Copy the data below without changes, starting with the line containing "business-plan-description-line1: A custom" and going on through the line containing "countdown-minutes-value: 53 [176,504,204,532]".

= RECORD LIST =
#####

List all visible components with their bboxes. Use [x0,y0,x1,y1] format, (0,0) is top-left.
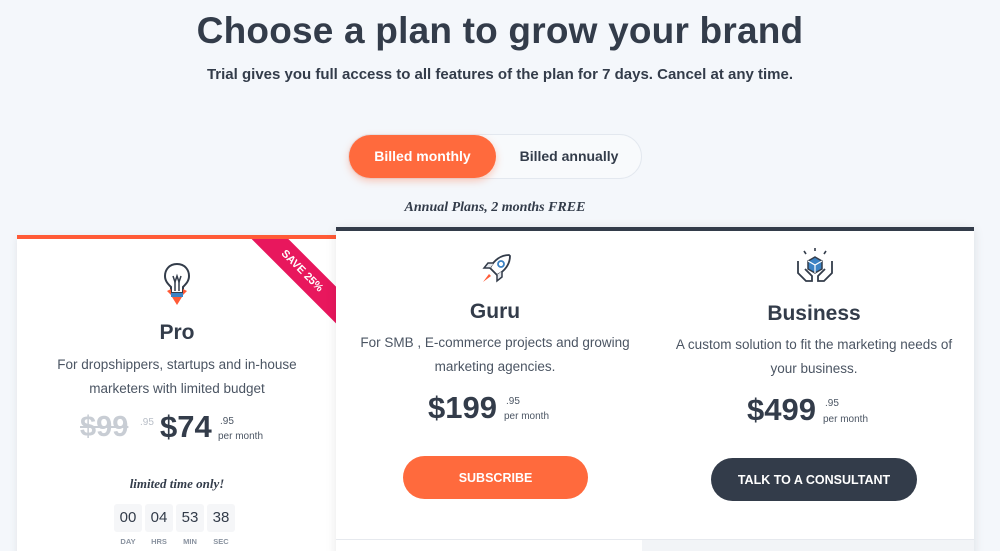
business-plan-description-line1: A custom solution to fit the marketing n… [675,337,953,352]
lightbulb-rocket-icon [163,262,191,305]
pro-old-price: $99 [80,411,129,443]
guru-price: $199 [428,390,497,425]
rocket-icon [482,254,511,283]
countdown-minutes-value: 53 [176,504,204,532]
business-plan-name: Business [767,302,861,325]
annual-plans-note: Annual Plans, 2 months FREE [404,200,586,215]
plans-panel: Guru For SMB , E-commerce projects and g… [336,227,974,551]
subscribe-button[interactable]: SUBSCRIBE [403,456,588,499]
guru-card-footer [336,539,642,551]
billed-annually-button[interactable]: Billed annually [499,135,639,178]
countdown-hours-label: HRS [151,537,167,546]
countdown-day-value: 00 [114,504,142,532]
guru-plan-name: Guru [469,300,521,323]
countdown-hours-value: 04 [145,504,173,532]
business-price-period: per month [823,414,869,425]
business-price: $499 [747,392,816,427]
pro-price-cents: .95 [220,416,234,427]
countdown-minutes: 53 MIN [176,504,204,546]
pro-price-period: per month [218,431,264,442]
countdown-seconds-value: 38 [207,504,235,532]
countdown-day-label: DAY [120,537,136,546]
page-title: Choose a plan to grow your brand [196,10,804,51]
pro-price: $74 [160,409,212,444]
pro-plan-name: Pro [159,321,195,344]
business-plan-description-line2: your business. [770,361,858,376]
countdown-minutes-label: MIN [183,537,197,546]
business-price-cents: .95 [825,398,839,409]
business-card-footer [642,539,974,551]
guru-plan-description-line2: marketing agencies. [434,359,556,374]
page-subtitle: Trial gives you full access to all featu… [206,66,794,83]
pro-old-price-cents: .95 [140,417,154,428]
billed-monthly-button[interactable]: Billed monthly [349,135,496,178]
save-ribbon: SAVE 25% [246,239,337,327]
limited-time-label: limited time only! [129,476,225,491]
talk-to-consultant-button[interactable]: TALK TO A CONSULTANT [711,458,917,501]
countdown-day: 00 DAY [114,504,142,546]
hands-cube-icon [797,248,833,282]
countdown-seconds: 38 SEC [207,504,235,546]
guru-price-period: per month [504,411,550,422]
billing-toggle: Billed monthly Billed annually [348,134,642,179]
countdown-hours: 04 HRS [145,504,173,546]
pro-plan-description-line1: For dropshippers, startups and in-house [57,357,297,372]
guru-price-cents: .95 [506,396,520,407]
pro-plan-card: SAVE 25% Pro For dropshippers, startups … [17,235,337,551]
guru-plan-description-line1: For SMB , E-commerce projects and growin… [360,335,630,350]
pro-plan-description-line2: marketers with limited budget [89,381,265,396]
countdown-seconds-label: SEC [213,537,229,546]
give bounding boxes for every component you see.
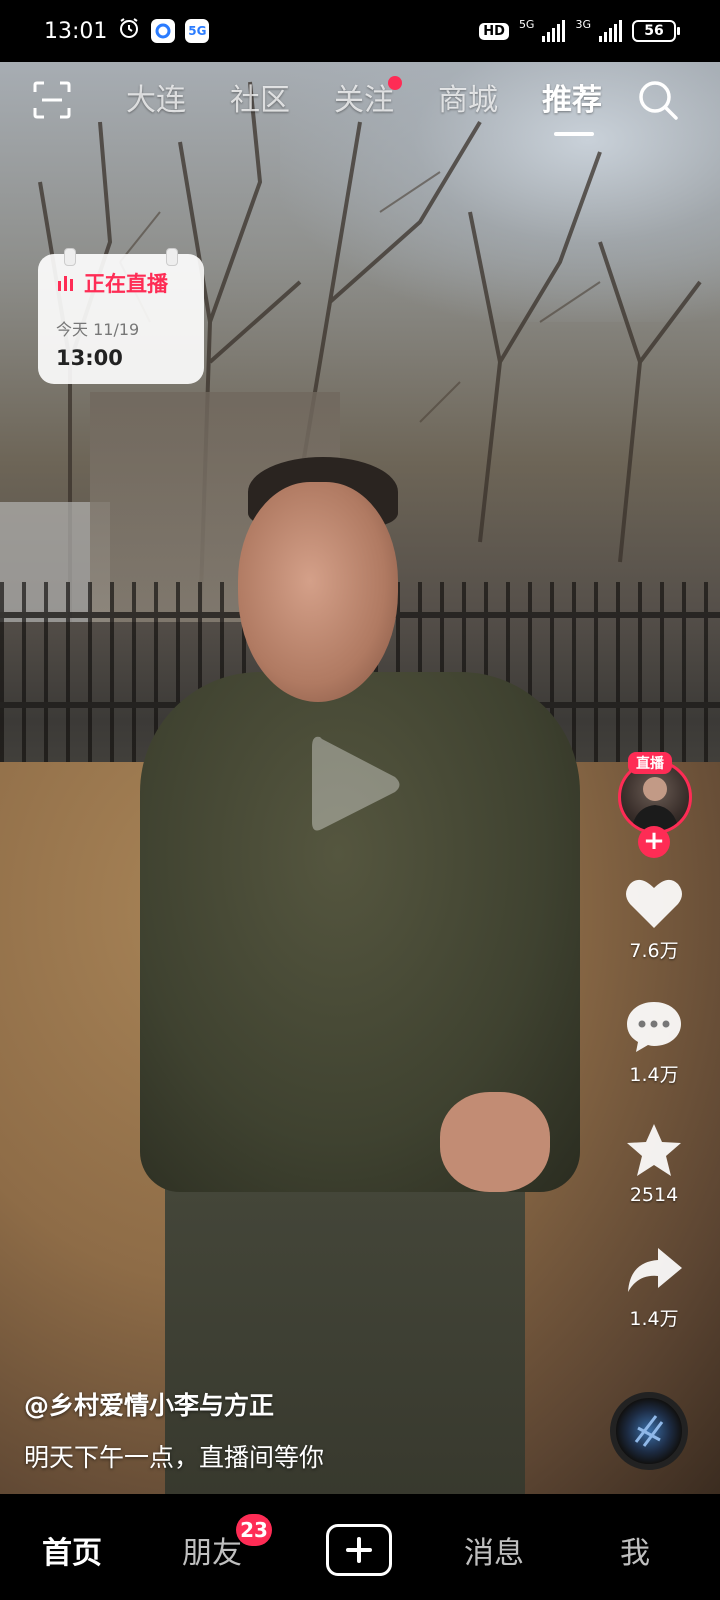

#####

= ANSWER TO THIS EXERCISE =
business-plan-description-line1: A custom solution to fit the marketing n… [675,337,953,352]
lightbulb-rocket-icon [163,262,191,305]
pro-old-price: $99 [80,411,129,443]
guru-price: $199 [428,390,497,425]
rocket-icon [482,254,511,283]
countdown-minutes-value: 53 [176,504,204,532]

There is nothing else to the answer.